Required tasks:
a. Using the passage about putting down a cat, decide whether each statement agrees with it. For each, answer yes or no and quote the deciding words. (i) The cat was agitated while the injection took effect. (ii) The writer now owns four cats and a dog. (iii) The writer considers it wise to avoid getting pets so that children are spared the pain of a pet's death.
b. Write a continuation of the passage about putting down a cat, starting after its final sentence.

Passage shown:
════

I had to do this to my cat when I was in college. It wasn't easy, but it was definitely the best choice for her. I know it sounds silly, but I think she realized it as well. She was very calm and even purred as the injection took effect (she usually flipped out when we took her to the vet). We buried her in the backyard (even though I think that's illegal - the vet let us take the body even though he wasn't supposed to). We also did a photo memorial of her from kittenhood through her final days. I still look through it every time I go home to visit.

Now I have 4 cats and a dog of my own. I can't even imagine how I'm gonna deal with it when any of them pass, but I figure it's all part of the circle. I know a lot of people who refuse to get pets because they don't want to see them die, or they don't want their kids to have to go through that. BIG mistake. It's very healthy, and a good learning experience at any age.

════

Source data:
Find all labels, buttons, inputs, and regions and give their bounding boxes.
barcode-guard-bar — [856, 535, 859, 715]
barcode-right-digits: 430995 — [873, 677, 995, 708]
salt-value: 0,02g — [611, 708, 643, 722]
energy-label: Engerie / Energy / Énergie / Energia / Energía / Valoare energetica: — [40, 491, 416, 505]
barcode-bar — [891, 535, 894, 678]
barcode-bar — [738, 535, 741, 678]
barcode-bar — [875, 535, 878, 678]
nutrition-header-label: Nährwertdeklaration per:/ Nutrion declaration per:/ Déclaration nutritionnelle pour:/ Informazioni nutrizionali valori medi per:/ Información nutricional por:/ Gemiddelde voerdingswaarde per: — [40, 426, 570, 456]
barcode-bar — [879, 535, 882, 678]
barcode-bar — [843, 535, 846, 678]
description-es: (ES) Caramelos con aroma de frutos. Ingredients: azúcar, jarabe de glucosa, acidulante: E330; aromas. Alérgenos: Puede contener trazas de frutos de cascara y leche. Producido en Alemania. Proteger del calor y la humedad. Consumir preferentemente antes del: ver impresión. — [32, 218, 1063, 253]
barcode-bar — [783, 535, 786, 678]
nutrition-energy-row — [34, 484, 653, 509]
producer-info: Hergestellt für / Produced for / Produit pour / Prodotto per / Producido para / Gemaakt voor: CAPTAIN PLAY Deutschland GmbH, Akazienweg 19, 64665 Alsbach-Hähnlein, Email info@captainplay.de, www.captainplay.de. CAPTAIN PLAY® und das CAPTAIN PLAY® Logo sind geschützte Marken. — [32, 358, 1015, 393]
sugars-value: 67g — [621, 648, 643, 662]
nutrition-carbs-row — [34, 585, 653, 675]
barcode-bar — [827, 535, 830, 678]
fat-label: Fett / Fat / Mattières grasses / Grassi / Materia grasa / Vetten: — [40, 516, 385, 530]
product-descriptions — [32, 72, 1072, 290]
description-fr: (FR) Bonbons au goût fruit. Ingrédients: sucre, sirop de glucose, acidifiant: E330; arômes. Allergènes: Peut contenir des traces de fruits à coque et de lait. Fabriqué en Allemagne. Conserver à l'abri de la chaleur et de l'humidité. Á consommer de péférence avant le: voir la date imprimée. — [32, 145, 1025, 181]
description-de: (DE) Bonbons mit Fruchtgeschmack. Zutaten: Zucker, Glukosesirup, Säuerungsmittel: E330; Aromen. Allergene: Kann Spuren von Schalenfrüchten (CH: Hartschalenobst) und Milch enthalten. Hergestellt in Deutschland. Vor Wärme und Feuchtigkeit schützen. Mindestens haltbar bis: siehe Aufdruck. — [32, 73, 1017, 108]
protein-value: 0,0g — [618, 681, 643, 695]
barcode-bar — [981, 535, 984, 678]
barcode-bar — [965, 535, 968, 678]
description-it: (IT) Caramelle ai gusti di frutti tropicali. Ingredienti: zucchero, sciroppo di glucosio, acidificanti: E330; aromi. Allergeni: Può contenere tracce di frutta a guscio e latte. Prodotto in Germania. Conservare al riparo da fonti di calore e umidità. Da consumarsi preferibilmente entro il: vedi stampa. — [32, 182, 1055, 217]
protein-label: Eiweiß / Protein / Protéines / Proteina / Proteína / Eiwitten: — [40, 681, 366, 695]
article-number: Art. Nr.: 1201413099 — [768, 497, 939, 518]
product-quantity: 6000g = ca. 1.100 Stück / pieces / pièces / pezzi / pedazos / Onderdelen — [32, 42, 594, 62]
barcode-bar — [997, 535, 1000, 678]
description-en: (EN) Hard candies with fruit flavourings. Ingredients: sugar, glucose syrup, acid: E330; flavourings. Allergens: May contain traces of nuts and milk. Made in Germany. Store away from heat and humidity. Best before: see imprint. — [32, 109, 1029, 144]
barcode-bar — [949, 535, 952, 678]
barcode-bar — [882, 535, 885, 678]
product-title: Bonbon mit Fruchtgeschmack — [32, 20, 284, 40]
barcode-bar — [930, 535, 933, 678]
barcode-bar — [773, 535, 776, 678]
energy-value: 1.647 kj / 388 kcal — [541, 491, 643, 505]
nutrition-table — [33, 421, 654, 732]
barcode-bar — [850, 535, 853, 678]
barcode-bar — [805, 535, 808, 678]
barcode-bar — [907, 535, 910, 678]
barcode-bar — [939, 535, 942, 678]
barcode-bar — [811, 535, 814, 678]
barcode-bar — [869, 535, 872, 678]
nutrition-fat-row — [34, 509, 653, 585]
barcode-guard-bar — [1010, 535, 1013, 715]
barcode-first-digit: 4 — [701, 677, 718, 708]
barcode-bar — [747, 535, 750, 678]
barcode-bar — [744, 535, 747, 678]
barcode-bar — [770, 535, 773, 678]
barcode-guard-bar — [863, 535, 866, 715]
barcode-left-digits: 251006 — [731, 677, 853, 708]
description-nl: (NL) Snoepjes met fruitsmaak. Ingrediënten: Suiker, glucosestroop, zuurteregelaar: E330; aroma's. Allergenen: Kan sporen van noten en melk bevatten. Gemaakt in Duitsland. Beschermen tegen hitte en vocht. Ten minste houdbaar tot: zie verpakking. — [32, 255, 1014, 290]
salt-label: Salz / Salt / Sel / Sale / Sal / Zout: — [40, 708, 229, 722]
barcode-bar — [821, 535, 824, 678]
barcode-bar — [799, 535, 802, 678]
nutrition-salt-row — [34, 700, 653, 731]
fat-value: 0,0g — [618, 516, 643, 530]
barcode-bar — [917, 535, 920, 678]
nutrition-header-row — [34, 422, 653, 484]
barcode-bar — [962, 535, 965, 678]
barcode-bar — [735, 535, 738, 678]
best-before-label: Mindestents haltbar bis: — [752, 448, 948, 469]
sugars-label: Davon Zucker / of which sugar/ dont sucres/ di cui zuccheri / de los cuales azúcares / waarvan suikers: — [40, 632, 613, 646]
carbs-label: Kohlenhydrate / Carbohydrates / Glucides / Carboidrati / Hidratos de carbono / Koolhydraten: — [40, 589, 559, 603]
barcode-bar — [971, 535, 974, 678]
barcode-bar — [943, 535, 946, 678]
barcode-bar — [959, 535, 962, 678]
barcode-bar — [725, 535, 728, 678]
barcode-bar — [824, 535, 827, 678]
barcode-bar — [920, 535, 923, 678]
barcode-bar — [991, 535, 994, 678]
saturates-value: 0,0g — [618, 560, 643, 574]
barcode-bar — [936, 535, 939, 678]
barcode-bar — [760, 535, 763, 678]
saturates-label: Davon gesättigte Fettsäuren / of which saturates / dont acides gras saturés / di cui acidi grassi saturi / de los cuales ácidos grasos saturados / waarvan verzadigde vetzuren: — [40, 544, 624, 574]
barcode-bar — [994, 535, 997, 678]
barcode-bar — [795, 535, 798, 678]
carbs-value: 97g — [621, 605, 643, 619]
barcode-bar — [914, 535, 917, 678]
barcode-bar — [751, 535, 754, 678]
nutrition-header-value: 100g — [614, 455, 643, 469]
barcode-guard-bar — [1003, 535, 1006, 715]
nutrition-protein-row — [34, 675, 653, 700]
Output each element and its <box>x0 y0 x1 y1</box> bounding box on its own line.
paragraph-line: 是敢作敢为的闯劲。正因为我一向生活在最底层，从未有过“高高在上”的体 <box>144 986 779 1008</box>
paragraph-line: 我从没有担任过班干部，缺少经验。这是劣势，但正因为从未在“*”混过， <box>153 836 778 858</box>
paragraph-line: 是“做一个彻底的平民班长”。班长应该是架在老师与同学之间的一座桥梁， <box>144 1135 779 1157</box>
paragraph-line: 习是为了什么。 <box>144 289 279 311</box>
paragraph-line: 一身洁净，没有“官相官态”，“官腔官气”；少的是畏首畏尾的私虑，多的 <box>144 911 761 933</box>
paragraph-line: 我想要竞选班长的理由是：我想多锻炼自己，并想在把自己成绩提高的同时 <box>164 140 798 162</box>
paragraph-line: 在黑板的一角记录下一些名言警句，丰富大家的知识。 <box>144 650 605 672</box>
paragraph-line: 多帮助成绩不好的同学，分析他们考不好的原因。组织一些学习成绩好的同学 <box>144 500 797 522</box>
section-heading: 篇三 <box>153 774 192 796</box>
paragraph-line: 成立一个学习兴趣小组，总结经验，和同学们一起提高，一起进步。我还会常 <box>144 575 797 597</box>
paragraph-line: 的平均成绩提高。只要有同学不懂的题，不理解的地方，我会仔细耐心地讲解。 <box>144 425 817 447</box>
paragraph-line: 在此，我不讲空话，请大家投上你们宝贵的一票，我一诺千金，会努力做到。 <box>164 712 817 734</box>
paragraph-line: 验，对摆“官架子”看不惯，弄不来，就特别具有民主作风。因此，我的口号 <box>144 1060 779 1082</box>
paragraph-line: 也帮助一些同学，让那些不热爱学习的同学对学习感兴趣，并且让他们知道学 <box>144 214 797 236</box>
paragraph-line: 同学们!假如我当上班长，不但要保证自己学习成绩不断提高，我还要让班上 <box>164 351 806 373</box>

════

Responses for each task:
a.
(i) No: "She was very calm and even purred as the injection took effect"
(ii) Yes: "Now I have 4 cats and a dog of my own."
(iii) No: "BIG mistake."

b.
As for humans that are in the same plight, you may think me insensitive, but sometimes I think allowing them to 'put themselves to sleep' is actually more humanitarian than keeping someone alive whose stomach (or other vital organ) no longer functions, who has brain cancer, etc. Especially if they are in horrible, horrible pain and are 100% dying, but still in their right mind. If you have never known the sounds that a woman dying of brain cancer can make, you have no idea how hard it is, especially when they are begging for an overdose of morphine. But instead, family members choose to prolong that pain. To me, it seems pretty selfish to keep them alive and extend that suffering just for our own sense of security and to 'be with them' for a few more weeks at most - especially when they have said their goodbyes and are more than willing to let go. It just doesn't seem 'natural' to force food through a tube, keep them on a constant morphine drip so that they can't recognize anyone anyway, etc. I'd much rather be there to hold their hand as they pass comfortably, rather than writhing in pain (yes, I've been there, done that with a grandmother - the writhing in pain part, not the comfortably).